3. Geochemical Alteration of Porosity and Permeability

Chemical reactions, including primary mineral dissolution and secondary mineral precipitation, may result in changes in the reservoir’s mineralogy and pore structure, which in turn affect the reservoir’s porosity and permeability. In this section, we review recent efforts to quantify the impact of geochemical reactions on porosity and permeability for different rock samples and in different subsurface energy systems. It should be noted that experimental approaches are largely the focus here but there are additional extensive simulation efforts that will not be targeted here.

3.1. Experimental Approach

In the study of geochemical reactions in subsurface energy storage conditions, two methods are commonly used: batch experiments [73,74] and flow-through experiments [75,76]. In batch experiments, rock samples react with the working gas and brine in an autoclave over a wide range of temperature and pressure conditions to mimic the reservoir conditions. In a single autoclave, rock samples can react with different states of working fluids [77] (Figure 2). Some rock samples are immersed in the liquid phase and react with working gas-rich brine while other samples are located above the liquid phase and react with the water-rich gas.
To quantify the impact of chemical reactions, the rock samples are characterized before and after reaction. Their porosity can be determined using a helium porosimeter [78], Mercury Intrusion Capillary Pressure (MICP) [79], Scanning Electron Microscopy (SEM) [80], and X-ray Micro Computed Tomography (XMCT) [81]. Their permeability can be measured at steady state using Darcy’s Law (permeable sample) [76] and pulse decay methods (low permeable sample) [82]. The limitation of this approach is the lack of a confining environment. The ex situ characterization before and after the reaction cannot show the time-lapsed evolution of the sample.
In flow-through experiments, the rock sample is fixed in a core holder under confining pressure and reacted with the injected fluids. A flow-through system usually includes injection pumps, a core holder, confining pump, and a back pressure regulator (Figure 3). Various fluids can be injected in sequence into the rock samples under realistic reservoir conditions to reproduce the real applications [83]. During the flow-through experiments, the permeability of the tested sample can be measured in situ. With the help of X-ray computed tomography (X-ray CT), the porosity can also be determined in situ [84]. Once the downstream is closed, the flow-through set-up can work as a static system with a confining environment [85,86]. A summary of the research quantifying the impact of chemical reactions on the porosity and permeability of rock is shown in Table 2.

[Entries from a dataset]
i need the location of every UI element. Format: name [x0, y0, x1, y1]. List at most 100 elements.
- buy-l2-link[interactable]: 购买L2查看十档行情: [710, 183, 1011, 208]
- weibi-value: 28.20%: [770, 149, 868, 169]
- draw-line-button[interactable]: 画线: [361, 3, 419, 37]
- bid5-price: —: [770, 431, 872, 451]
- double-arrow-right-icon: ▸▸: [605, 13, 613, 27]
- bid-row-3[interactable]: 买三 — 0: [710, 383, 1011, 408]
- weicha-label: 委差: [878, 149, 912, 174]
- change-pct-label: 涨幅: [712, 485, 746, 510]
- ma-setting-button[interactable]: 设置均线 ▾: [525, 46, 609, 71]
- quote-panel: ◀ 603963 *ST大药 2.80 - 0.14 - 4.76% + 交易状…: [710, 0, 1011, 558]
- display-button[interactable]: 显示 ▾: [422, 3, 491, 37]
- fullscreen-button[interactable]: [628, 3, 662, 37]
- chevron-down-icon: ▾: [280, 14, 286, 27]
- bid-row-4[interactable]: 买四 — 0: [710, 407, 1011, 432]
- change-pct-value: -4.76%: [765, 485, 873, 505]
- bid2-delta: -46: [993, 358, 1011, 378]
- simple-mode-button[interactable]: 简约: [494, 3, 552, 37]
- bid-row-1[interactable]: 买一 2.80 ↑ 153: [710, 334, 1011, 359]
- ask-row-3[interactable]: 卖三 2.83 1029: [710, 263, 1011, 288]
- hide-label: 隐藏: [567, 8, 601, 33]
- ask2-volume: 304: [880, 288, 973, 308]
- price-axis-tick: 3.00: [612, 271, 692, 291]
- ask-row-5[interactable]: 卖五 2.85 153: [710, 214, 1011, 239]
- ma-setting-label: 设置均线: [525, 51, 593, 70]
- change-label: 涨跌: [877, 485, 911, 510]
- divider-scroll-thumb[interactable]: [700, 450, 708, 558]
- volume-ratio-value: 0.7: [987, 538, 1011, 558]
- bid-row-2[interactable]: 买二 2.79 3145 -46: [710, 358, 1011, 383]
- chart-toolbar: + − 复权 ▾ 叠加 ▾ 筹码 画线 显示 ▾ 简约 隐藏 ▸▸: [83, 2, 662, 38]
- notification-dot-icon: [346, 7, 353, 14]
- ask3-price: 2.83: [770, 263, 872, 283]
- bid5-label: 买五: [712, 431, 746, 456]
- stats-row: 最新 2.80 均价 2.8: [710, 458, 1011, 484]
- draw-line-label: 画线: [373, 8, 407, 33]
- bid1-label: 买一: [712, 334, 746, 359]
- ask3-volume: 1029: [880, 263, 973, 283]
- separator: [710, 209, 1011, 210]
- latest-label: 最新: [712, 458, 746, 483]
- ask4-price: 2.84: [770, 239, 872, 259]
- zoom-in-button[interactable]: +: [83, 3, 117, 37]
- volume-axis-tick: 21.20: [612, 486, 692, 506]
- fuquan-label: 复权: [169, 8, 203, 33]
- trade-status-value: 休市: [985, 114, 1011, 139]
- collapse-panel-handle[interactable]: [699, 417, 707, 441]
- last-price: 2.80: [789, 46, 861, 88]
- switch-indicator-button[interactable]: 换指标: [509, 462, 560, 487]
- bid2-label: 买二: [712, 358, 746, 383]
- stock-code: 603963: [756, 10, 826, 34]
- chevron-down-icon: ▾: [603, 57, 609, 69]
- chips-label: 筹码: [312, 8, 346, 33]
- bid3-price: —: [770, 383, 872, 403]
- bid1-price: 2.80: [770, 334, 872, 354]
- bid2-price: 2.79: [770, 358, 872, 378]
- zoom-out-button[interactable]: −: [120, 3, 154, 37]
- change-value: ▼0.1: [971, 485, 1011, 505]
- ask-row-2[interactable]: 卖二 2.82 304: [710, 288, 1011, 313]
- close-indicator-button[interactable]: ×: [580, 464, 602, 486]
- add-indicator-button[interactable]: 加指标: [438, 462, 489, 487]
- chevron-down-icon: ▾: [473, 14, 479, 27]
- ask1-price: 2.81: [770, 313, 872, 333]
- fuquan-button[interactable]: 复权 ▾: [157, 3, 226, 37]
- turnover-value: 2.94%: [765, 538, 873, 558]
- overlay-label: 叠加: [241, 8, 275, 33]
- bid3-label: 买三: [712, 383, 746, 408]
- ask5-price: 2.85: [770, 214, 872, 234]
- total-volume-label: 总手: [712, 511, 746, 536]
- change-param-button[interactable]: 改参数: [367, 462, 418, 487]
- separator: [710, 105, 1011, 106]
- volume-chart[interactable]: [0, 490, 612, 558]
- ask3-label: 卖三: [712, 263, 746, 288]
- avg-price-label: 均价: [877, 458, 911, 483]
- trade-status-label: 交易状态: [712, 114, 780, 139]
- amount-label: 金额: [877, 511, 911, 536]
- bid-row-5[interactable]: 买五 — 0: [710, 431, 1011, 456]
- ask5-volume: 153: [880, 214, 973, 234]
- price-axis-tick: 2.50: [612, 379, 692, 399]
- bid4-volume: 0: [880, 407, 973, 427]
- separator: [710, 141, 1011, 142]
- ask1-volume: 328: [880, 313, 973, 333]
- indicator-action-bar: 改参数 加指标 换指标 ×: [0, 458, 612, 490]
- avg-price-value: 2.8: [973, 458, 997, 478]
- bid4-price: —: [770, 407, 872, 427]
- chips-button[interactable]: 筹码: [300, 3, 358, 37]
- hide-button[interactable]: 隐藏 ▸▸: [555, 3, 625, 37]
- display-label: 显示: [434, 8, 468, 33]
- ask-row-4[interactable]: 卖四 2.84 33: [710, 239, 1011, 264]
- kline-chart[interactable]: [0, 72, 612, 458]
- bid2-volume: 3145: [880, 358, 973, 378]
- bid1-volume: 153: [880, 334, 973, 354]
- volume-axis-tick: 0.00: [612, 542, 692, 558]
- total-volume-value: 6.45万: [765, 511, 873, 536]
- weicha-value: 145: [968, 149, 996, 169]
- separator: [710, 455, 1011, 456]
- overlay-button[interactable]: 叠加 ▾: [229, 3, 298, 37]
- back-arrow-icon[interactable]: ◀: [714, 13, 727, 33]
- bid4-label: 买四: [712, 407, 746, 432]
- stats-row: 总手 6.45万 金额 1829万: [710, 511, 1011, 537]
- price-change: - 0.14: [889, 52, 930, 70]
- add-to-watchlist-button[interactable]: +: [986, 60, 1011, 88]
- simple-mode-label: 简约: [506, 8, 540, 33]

• **REQUIREMENTS**: According to the section on geochemical alteration of porosity and permeability, what components does a flow-through system usually include? List all of them.

• **WRITTEN ANSWER**:
- Injection pumps
- A core holder
- A confining pump
- A back pressure regulator